→ **WHAT YOU SHOULD DO**
Report the count of lines that carry the string "data", and add nothing.

(Records excerpted from a collection)
------------------------------------------------

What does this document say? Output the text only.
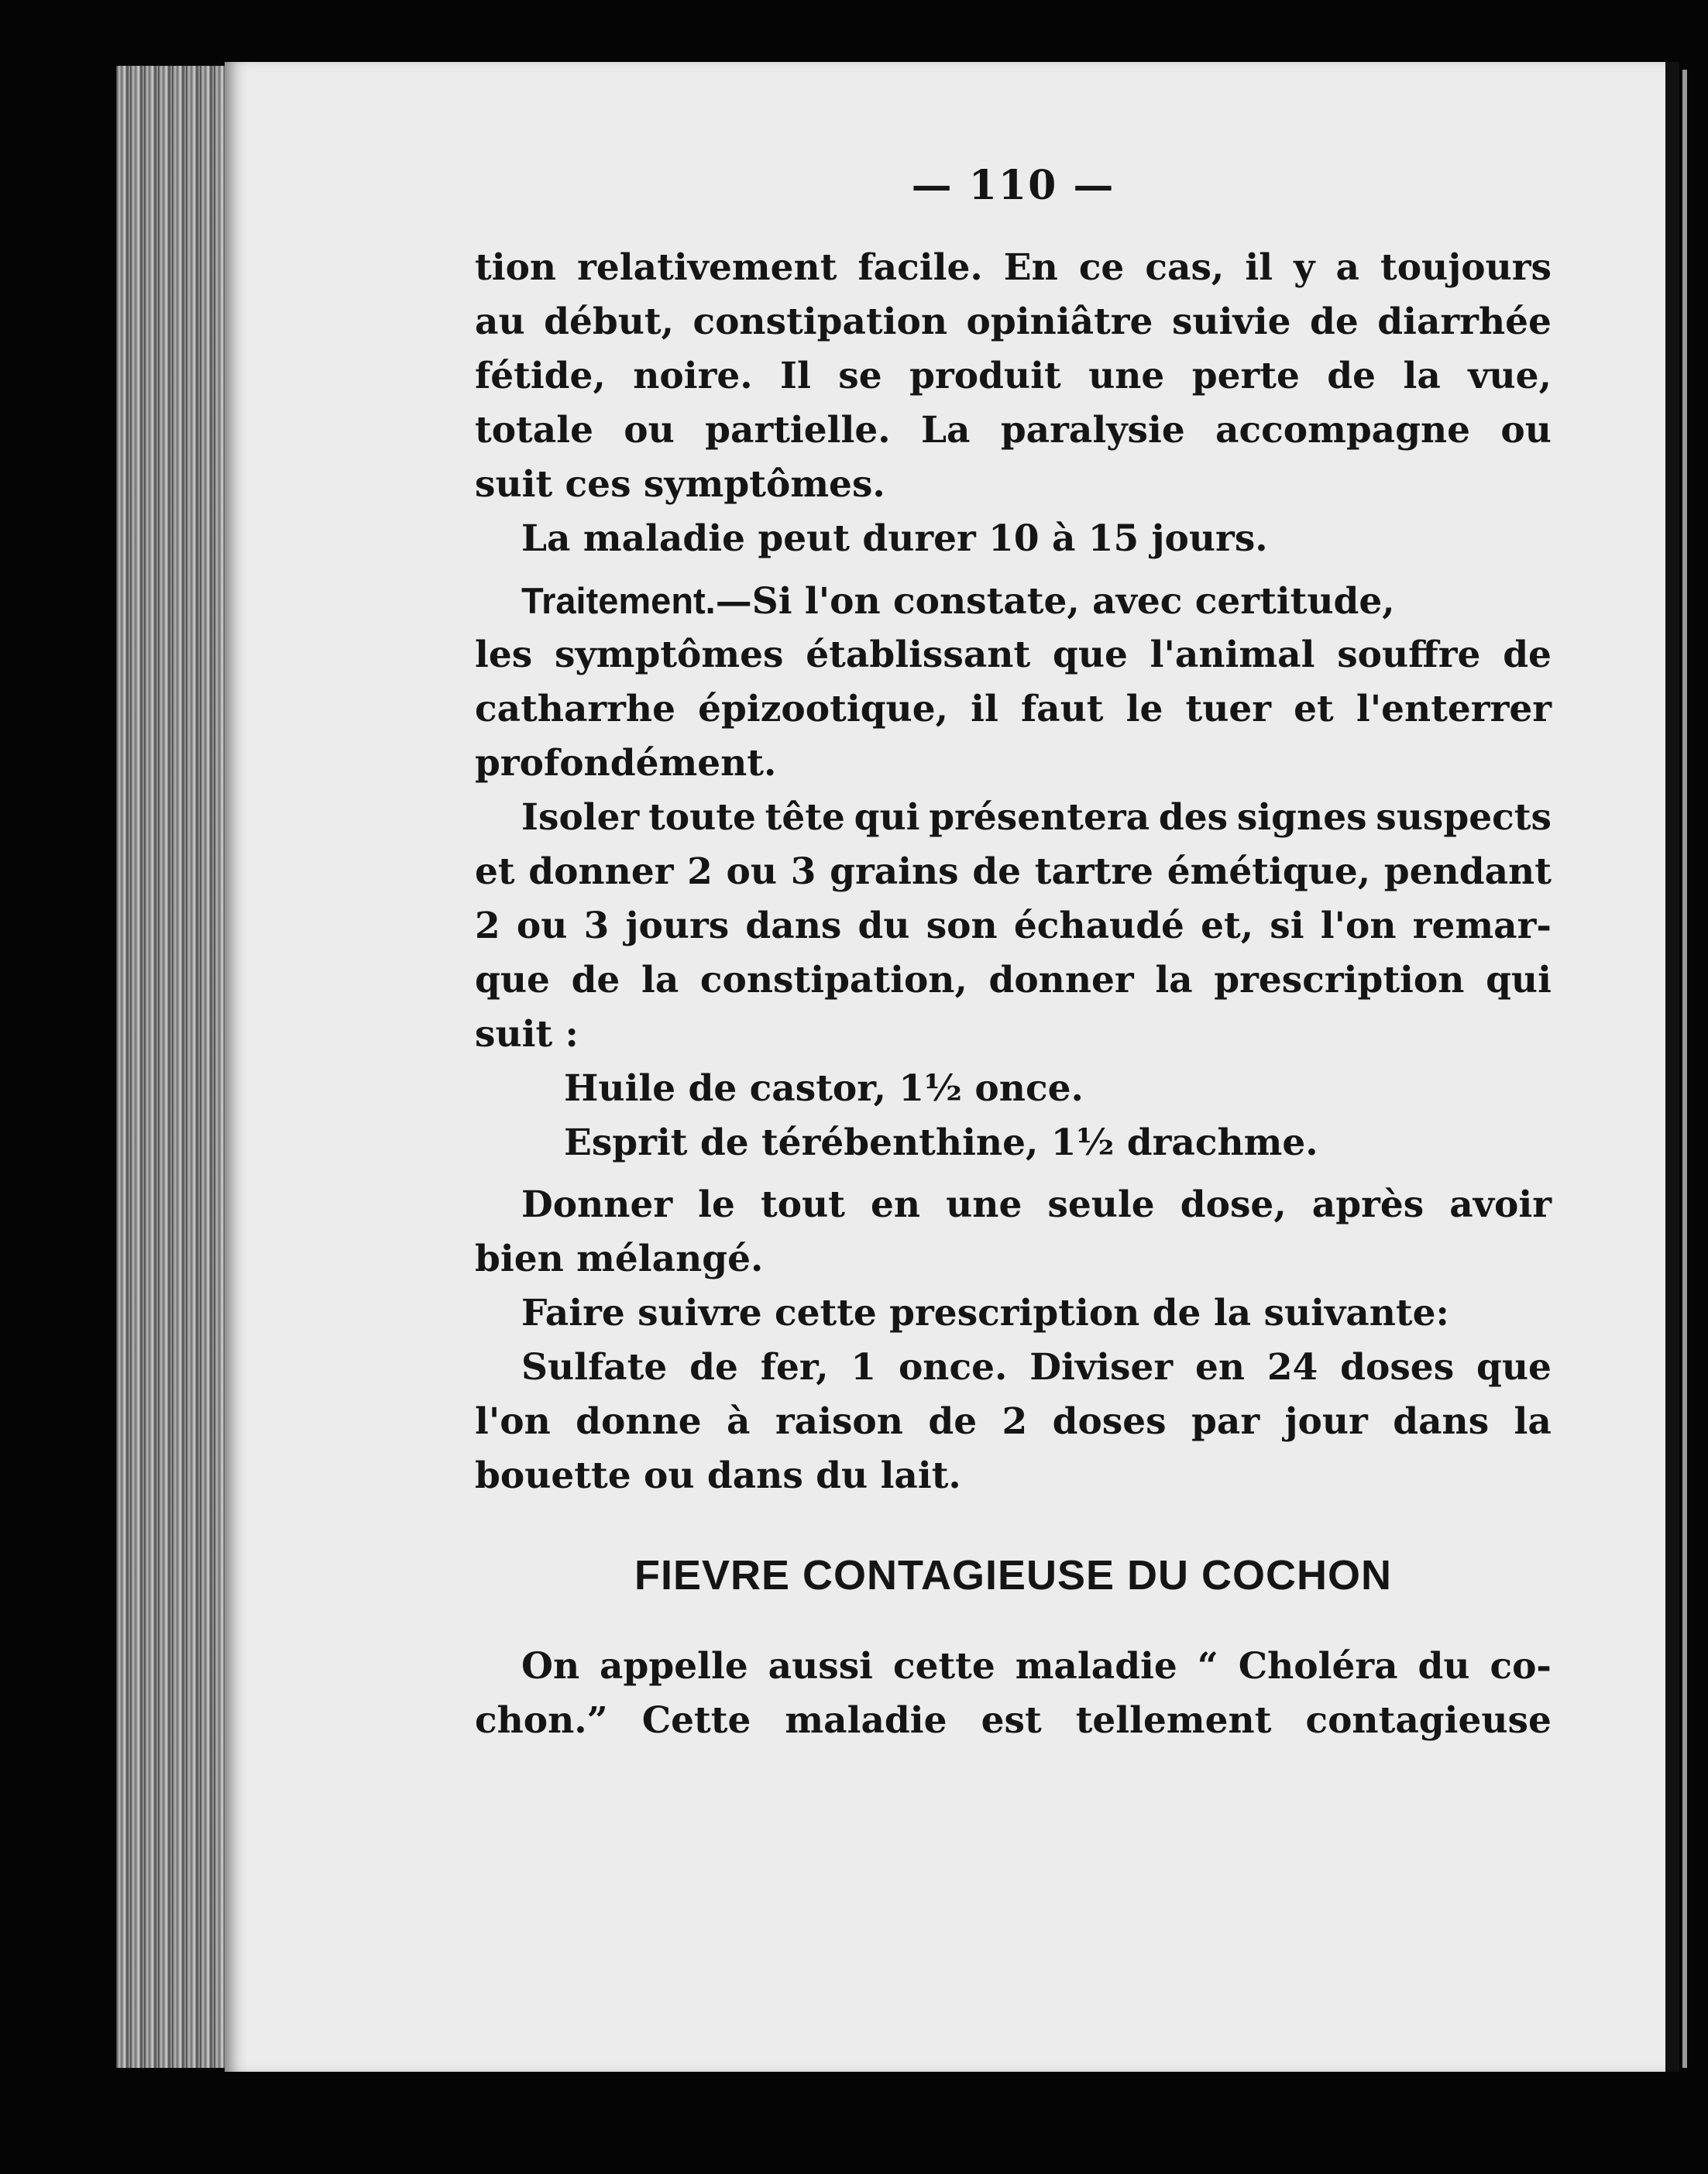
— 110 —
tion relativement facile. En ce cas, il y a toujours
au début, constipation opiniâtre suivie de diarrhée
fétide, noire. Il se produit une perte de la vue,
totale ou partielle. La paralysie accompagne ou
suit ces symptômes.
La maladie peut durer 10 à 15 jours.
Traitement.—Si l'on constate, avec certitude,
les symptômes établissant que l'animal souffre de
catharrhe épizootique, il faut le tuer et l'enterrer
profondément.
Isoler toute tête qui présentera des signes suspects
et donner 2 ou 3 grains de tartre émétique, pendant
2 ou 3 jours dans du son échaudé et, si l'on remar-
que de la constipation, donner la prescription qui
suit :
Huile de castor, 1½ once.
Esprit de térébenthine, 1½ drachme.
Donner le tout en une seule dose, après avoir
bien mélangé.
Faire suivre cette prescription de la suivante:
Sulfate de fer, 1 once. Diviser en 24 doses que
l'on donne à raison de 2 doses par jour dans la
bouette ou dans du lait.
FIEVRE CONTAGIEUSE DU COCHON
On appelle aussi cette maladie “ Choléra du co-
chon.” Cette maladie est tellement contagieuse
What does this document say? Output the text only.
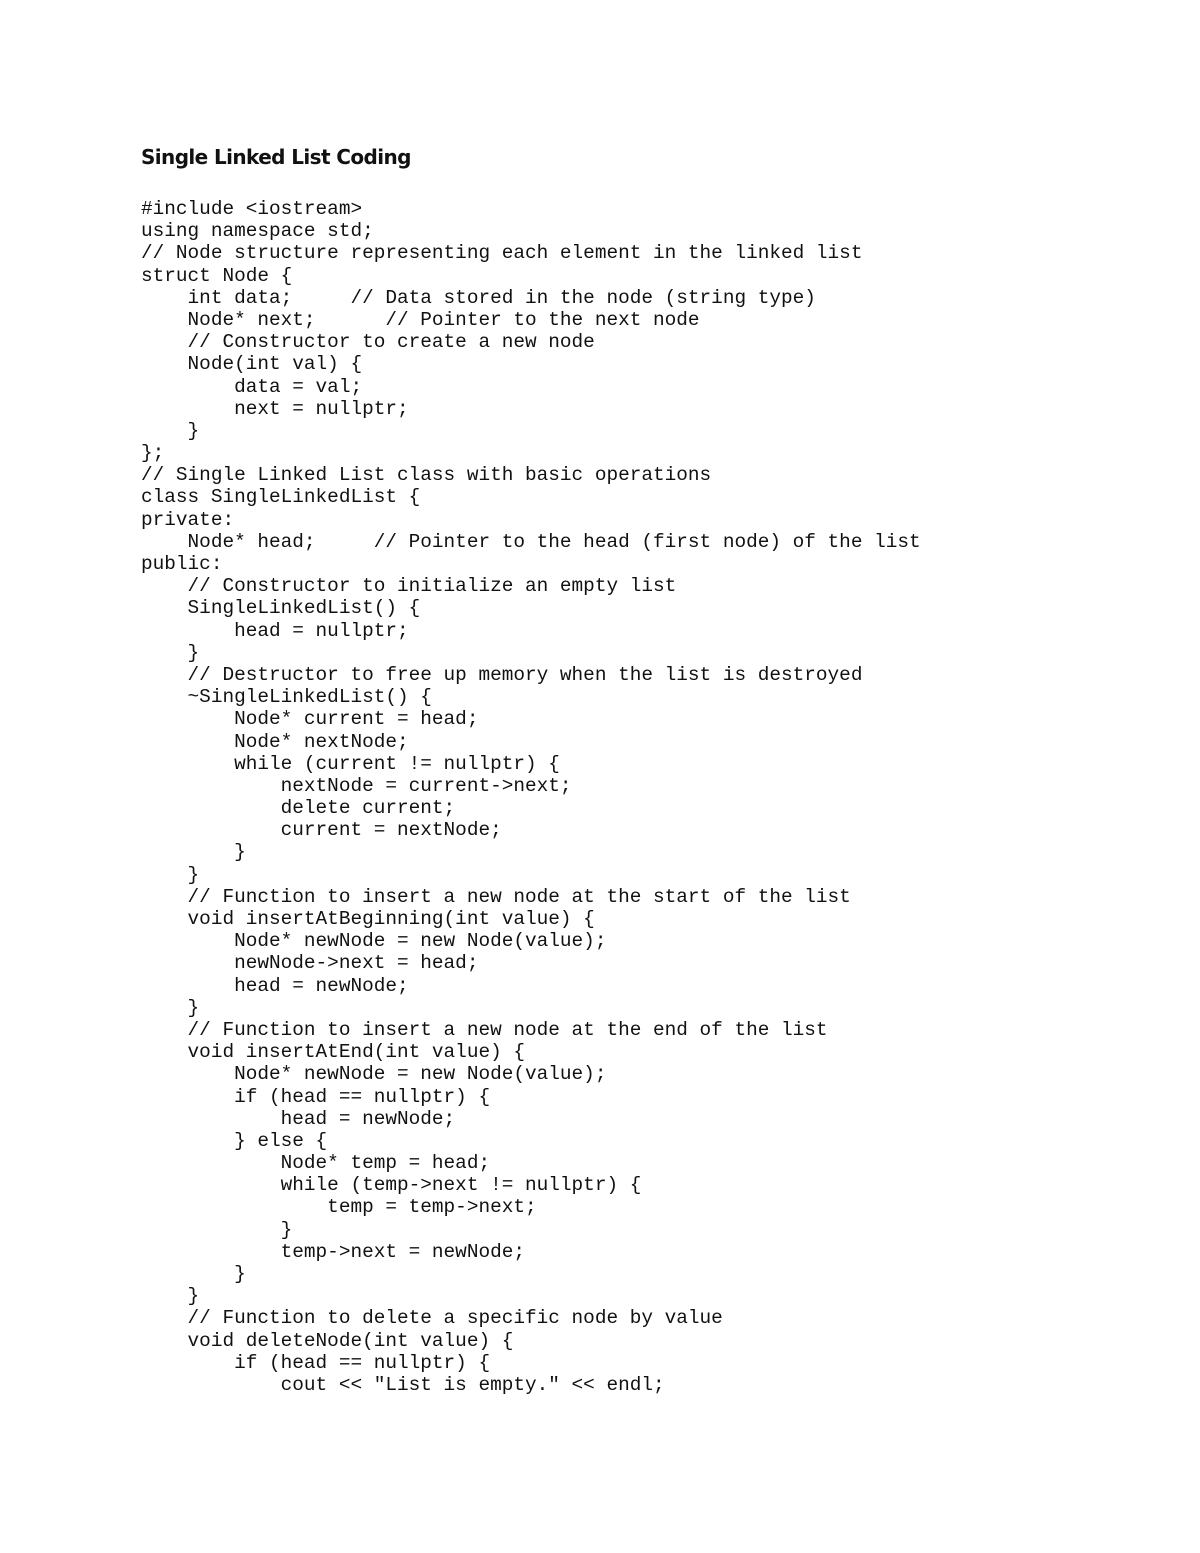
Single Linked List Coding
#include <iostream>
using namespace std;
// Node structure representing each element in the linked list
struct Node {
int data;     // Data stored in the node (string type)
Node* next;      // Pointer to the next node
// Constructor to create a new node
Node(int val) {
data = val;
next = nullptr;
}
};
// Single Linked List class with basic operations
class SingleLinkedList {
private:
Node* head;     // Pointer to the head (first node) of the list
public:
// Constructor to initialize an empty list
SingleLinkedList() {
head = nullptr;
}
// Destructor to free up memory when the list is destroyed
~SingleLinkedList() {
Node* current = head;
Node* nextNode;
while (current != nullptr) {
nextNode = current->next;
delete current;
current = nextNode;
}
}
// Function to insert a new node at the start of the list
void insertAtBeginning(int value) {
Node* newNode = new Node(value);
newNode->next = head;
head = newNode;
}
// Function to insert a new node at the end of the list
void insertAtEnd(int value) {
Node* newNode = new Node(value);
if (head == nullptr) {
head = newNode;
} else {
Node* temp = head;
while (temp->next != nullptr) {
temp = temp->next;
}
temp->next = newNode;
}
}
// Function to delete a specific node by value
void deleteNode(int value) {
if (head == nullptr) {
cout << "List is empty." << endl;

------------------------------------------------

→ **OUTPUT OF THE EXERCISE**
2